--- The request ---
Copy out each line of the data holding "items".

::::

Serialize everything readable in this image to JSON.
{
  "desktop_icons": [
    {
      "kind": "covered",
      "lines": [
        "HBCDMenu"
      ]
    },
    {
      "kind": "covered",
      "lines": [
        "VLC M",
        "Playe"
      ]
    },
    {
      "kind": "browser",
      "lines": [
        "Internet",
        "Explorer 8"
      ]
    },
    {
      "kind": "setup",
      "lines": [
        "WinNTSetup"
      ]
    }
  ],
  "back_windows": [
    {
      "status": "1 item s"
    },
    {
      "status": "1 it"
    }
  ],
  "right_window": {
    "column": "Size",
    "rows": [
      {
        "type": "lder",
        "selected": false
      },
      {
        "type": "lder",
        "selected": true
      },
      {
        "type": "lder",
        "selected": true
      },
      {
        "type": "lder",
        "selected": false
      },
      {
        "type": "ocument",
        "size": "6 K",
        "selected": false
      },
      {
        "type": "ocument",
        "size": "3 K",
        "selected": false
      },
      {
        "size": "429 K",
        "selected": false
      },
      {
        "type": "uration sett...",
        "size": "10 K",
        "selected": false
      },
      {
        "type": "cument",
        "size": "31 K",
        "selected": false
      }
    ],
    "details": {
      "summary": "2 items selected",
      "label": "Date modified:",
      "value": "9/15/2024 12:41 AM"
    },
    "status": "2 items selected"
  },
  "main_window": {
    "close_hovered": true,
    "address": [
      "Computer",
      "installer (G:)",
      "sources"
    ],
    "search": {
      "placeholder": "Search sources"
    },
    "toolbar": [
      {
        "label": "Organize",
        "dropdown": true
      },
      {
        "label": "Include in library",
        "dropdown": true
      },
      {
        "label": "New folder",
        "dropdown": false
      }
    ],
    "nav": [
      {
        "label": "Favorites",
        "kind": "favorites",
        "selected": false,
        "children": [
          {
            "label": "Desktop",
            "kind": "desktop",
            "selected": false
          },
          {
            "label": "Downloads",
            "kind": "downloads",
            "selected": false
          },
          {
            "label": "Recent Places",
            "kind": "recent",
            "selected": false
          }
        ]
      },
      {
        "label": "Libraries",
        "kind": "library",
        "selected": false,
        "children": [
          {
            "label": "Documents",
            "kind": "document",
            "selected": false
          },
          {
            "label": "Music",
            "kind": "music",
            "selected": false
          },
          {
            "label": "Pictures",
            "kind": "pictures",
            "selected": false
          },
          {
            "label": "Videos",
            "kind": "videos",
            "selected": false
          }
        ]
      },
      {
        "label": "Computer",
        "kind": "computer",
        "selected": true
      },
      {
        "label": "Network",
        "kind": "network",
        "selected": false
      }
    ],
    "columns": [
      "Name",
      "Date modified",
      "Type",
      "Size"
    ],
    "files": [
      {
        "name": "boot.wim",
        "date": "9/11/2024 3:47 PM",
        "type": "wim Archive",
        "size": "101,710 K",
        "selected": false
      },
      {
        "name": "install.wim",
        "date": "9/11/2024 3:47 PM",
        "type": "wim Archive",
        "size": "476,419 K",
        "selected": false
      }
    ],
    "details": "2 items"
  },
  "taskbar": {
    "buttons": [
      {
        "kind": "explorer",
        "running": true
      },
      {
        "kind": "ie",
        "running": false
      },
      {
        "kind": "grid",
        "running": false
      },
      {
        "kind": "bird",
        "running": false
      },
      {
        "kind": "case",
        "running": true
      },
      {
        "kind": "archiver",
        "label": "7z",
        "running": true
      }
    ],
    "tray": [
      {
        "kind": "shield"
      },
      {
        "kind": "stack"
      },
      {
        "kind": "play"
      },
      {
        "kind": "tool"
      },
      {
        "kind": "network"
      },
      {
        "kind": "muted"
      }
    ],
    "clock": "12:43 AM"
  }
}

::::

--- Final answer ---
      "summary": "2 items selected",
    "status": "2 items selected"
    "details": "2 items"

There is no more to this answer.